Task:
Can you print every record below exactly as written?

Extracted records:
---
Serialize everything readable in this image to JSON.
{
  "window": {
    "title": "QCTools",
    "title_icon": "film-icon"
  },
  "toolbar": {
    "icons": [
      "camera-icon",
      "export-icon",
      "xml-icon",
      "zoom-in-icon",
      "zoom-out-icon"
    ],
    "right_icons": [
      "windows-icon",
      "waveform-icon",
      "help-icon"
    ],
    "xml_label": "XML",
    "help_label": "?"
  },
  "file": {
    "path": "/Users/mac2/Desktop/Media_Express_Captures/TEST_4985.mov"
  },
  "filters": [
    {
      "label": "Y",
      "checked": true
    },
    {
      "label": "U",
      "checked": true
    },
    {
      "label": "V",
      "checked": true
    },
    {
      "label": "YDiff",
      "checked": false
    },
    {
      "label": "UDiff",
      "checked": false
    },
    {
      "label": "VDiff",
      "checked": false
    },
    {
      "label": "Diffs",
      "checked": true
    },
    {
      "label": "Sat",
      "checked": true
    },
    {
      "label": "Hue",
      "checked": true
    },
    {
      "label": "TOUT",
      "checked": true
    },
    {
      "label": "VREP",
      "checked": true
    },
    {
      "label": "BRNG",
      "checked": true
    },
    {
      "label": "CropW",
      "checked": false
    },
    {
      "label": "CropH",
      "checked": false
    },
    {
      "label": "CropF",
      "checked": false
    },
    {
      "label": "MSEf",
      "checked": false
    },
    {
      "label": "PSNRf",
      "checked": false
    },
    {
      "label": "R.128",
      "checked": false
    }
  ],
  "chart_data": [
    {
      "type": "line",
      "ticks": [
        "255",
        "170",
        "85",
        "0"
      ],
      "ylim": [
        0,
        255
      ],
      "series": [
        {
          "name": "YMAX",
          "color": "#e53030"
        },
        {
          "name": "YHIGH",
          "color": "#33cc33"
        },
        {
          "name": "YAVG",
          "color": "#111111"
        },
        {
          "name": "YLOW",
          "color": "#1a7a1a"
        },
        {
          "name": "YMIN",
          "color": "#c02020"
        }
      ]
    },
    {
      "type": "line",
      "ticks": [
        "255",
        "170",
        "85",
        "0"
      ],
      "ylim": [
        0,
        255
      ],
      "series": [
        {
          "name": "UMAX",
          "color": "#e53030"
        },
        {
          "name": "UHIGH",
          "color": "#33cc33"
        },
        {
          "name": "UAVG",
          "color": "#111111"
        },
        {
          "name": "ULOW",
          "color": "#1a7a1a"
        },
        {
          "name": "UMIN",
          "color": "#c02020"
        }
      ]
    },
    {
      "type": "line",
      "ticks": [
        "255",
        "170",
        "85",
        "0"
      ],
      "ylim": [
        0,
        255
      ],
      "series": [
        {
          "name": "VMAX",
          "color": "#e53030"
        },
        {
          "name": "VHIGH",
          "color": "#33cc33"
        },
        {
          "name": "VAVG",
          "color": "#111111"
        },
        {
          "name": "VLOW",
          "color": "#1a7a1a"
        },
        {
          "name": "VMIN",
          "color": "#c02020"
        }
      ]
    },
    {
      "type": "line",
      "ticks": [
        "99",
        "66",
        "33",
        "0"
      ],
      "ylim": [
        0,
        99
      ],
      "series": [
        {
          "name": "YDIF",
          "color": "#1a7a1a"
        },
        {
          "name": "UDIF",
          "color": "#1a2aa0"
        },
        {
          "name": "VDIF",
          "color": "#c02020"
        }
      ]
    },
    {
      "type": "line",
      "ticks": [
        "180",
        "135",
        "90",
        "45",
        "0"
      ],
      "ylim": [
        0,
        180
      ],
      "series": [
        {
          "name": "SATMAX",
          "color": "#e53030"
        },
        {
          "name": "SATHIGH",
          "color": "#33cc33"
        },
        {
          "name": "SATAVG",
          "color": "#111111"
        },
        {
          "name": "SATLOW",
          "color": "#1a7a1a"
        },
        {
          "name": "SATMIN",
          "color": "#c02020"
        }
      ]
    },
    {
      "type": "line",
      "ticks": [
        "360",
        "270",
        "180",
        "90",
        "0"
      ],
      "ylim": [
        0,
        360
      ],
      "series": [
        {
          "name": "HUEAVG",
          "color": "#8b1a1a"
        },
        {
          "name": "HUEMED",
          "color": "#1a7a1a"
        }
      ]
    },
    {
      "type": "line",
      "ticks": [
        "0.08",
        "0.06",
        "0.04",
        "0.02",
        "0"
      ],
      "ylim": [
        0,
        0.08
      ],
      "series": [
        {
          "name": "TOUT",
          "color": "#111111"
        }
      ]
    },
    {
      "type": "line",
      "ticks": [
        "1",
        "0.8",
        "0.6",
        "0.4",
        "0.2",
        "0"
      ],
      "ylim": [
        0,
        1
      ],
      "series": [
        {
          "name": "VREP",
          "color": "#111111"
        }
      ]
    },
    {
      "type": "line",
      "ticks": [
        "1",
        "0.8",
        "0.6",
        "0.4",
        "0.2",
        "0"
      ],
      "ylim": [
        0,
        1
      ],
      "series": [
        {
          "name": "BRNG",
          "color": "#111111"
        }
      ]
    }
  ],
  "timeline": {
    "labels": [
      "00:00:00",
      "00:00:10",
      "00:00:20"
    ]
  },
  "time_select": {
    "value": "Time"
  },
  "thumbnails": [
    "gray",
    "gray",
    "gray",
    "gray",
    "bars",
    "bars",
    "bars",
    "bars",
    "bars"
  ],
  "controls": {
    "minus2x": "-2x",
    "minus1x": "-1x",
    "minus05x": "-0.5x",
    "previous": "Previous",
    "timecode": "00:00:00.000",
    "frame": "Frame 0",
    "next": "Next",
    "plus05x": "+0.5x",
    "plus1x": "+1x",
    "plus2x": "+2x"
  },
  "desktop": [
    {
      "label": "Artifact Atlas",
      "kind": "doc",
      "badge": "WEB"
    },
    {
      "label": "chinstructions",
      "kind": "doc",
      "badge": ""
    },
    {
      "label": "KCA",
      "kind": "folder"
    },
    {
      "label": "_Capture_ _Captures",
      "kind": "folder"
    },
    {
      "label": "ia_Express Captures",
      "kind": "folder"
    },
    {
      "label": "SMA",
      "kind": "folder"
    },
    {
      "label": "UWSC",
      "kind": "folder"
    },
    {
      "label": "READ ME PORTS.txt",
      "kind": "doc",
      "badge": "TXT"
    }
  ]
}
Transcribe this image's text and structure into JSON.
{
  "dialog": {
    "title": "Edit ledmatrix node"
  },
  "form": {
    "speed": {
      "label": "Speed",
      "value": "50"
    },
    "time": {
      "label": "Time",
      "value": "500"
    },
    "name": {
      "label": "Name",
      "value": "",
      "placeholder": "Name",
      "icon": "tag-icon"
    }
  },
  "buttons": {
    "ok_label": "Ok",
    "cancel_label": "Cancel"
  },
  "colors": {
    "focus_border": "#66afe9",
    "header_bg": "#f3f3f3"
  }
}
---
Final result:
Serialize everything readable in this image to JSON.
{
  "window": {
    "title": "QCTools",
    "title_icon": "film-icon"
  },
  "toolbar": {
    "icons": [
      "camera-icon",
      "export-icon",
      "xml-icon",
      "zoom-in-icon",
      "zoom-out-icon"
    ],
    "right_icons": [
      "windows-icon",
      "waveform-icon",
      "help-icon"
    ],
    "xml_label": "XML",
    "help_label": "?"
  },
  "file": {
    "path": "/Users/mac2/Desktop/Media_Express_Captures/TEST_4985.mov"
  },
  "filters": [
    {
      "label": "Y",
      "checked": true
    },
    {
      "label": "U",
      "checked": true
    },
    {
      "label": "V",
      "checked": true
    },
    {
      "label": "YDiff",
      "checked": false
    },
    {
      "label": "UDiff",
      "checked": false
    },
    {
      "label": "VDiff",
      "checked": false
    },
    {
      "label": "Diffs",
      "checked": true
    },
    {
      "label": "Sat",
      "checked": true
    },
    {
      "label": "Hue",
      "checked": true
    },
    {
      "label": "TOUT",
      "checked": true
    },
    {
      "label": "VREP",
      "checked": true
    },
    {
      "label": "BRNG",
      "checked": true
    },
    {
      "label": "CropW",
      "checked": false
    },
    {
      "label": "CropH",
      "checked": false
    },
    {
      "label": "CropF",
      "checked": false
    },
    {
      "label": "MSEf",
      "checked": false
    },
    {
      "label": "PSNRf",
      "checked": false
    },
    {
      "label": "R.128",
      "checked": false
    }
  ],
  "chart_data": [
    {
      "type": "line",
      "ticks": [
        "255",
        "170",
        "85",
        "0"
      ],
      "ylim": [
        0,
        255
      ],
      "series": [
        {
          "name": "YMAX",
          "color": "#e53030"
        },
        {
          "name": "YHIGH",
          "color": "#33cc33"
        },
        {
          "name": "YAVG",
          "color": "#111111"
        },
        {
          "name": "YLOW",
          "color": "#1a7a1a"
        },
        {
          "name": "YMIN",
          "color": "#c02020"
        }
      ]
    },
    {
      "type": "line",
      "ticks": [
        "255",
        "170",
        "85",
        "0"
      ],
      "ylim": [
        0,
        255
      ],
      "series": [
        {
          "name": "UMAX",
          "color": "#e53030"
        },
        {
          "name": "UHIGH",
          "color": "#33cc33"
        },
        {
          "name": "UAVG",
          "color": "#111111"
        },
        {
          "name": "ULOW",
          "color": "#1a7a1a"
        },
        {
          "name": "UMIN",
          "color": "#c02020"
        }
      ]
    },
    {
      "type": "line",
      "ticks": [
        "255",
        "170",
        "85",
        "0"
      ],
      "ylim": [
        0,
        255
      ],
      "series": [
        {
          "name": "VMAX",
          "color": "#e53030"
        },
        {
          "name": "VHIGH",
          "color": "#33cc33"
        },
        {
          "name": "VAVG",
          "color": "#111111"
        },
        {
          "name": "VLOW",
          "color": "#1a7a1a"
        },
        {
          "name": "VMIN",
          "color": "#c02020"
        }
      ]
    },
    {
      "type": "line",
      "ticks": [
        "99",
        "66",
        "33",
        "0"
      ],
      "ylim": [
        0,
        99
      ],
      "series": [
        {
          "name": "YDIF",
          "color": "#1a7a1a"
        },
        {
          "name": "UDIF",
          "color": "#1a2aa0"
        },
        {
          "name": "VDIF",
          "color": "#c02020"
        }
      ]
    },
    {
      "type": "line",
      "ticks": [
        "180",
        "135",
        "90",
        "45",
        "0"
      ],
      "ylim": [
        0,
        180
      ],
      "series": [
        {
          "name": "SATMAX",
          "color": "#e53030"
        },
        {
          "name": "SATHIGH",
          "color": "#33cc33"
        },
        {
          "name": "SATAVG",
          "color": "#111111"
        },
        {
          "name": "SATLOW",
          "color": "#1a7a1a"
        },
        {
          "name": "SATMIN",
          "color": "#c02020"
        }
      ]
    },
    {
      "type": "line",
      "ticks": [
        "360",
        "270",
        "180",
        "90",
        "0"
      ],
      "ylim": [
        0,
        360
      ],
      "series": [
        {
          "name": "HUEAVG",
          "color": "#8b1a1a"
        },
        {
          "name": "HUEMED",
          "color": "#1a7a1a"
        }
      ]
    },
    {
      "type": "line",
      "ticks": [
        "0.08",
        "0.06",
        "0.04",
        "0.02",
        "0"
      ],
      "ylim": [
        0,
        0.08
      ],
      "series": [
        {
          "name": "TOUT",
          "color": "#111111"
        }
      ]
    },
    {
      "type": "line",
      "ticks": [
        "1",
        "0.8",
        "0.6",
        "0.4",
        "0.2",
        "0"
      ],
      "ylim": [
        0,
        1
      ],
      "series": [
        {
          "name": "VREP",
          "color": "#111111"
        }
      ]
    },
    {
      "type": "line",
      "ticks": [
        "1",
        "0.8",
        "0.6",
        "0.4",
        "0.2",
        "0"
      ],
      "ylim": [
        0,
        1
      ],
      "series": [
        {
          "name": "BRNG",
          "color": "#111111"
        }
      ]
    }
  ],
  "timeline": {
    "labels": [
      "00:00:00",
      "00:00:10",
      "00:00:20"
    ]
  },
  "time_select": {
    "value": "Time"
  },
  "thumbnails": [
    "gray",
    "gray",
    "gray",
    "gray",
    "bars",
    "bars",
    "bars",
    "bars",
    "bars"
  ],
  "controls": {
    "minus2x": "-2x",
    "minus1x": "-1x",
    "minus05x": "-0.5x",
    "previous": "Previous",
    "timecode": "00:00:00.000",
    "frame": "Frame 0",
    "next": "Next",
    "plus05x": "+0.5x",
    "plus1x": "+1x",
    "plus2x": "+2x"
  },
  "desktop": [
    {
      "label": "Artifact Atlas",
      "kind": "doc",
      "badge": "WEB"
    },
    {
      "label": "chinstructions",
      "kind": "doc",
      "badge": ""
    },
    {
      "label": "KCA",
      "kind": "folder"
    },
    {
      "label": "_Capture_ _Captures",
      "kind": "folder"
    },
    {
      "label": "ia_Express Captures",
      "kind": "folder"
    },
    {
      "label": "SMA",
      "kind": "folder"
    },
    {
      "label": "UWSC",
      "kind": "folder"
    },
    {
      "label": "READ ME PORTS.txt",
      "kind": "doc",
      "badge": "TXT"
    }
  ]
}
Transcribe this image's text and structure into JSON.
{
  "dialog": {
    "title": "Edit ledmatrix node"
  },
  "form": {
    "speed": {
      "label": "Speed",
      "value": "50"
    },
    "time": {
      "label": "Time",
      "value": "500"
    },
    "name": {
      "label": "Name",
      "value": "",
      "placeholder": "Name",
      "icon": "tag-icon"
    }
  },
  "buttons": {
    "ok_label": "Ok",
    "cancel_label": "Cancel"
  },
  "colors": {
    "focus_border": "#66afe9",
    "header_bg": "#f3f3f3"
  }
}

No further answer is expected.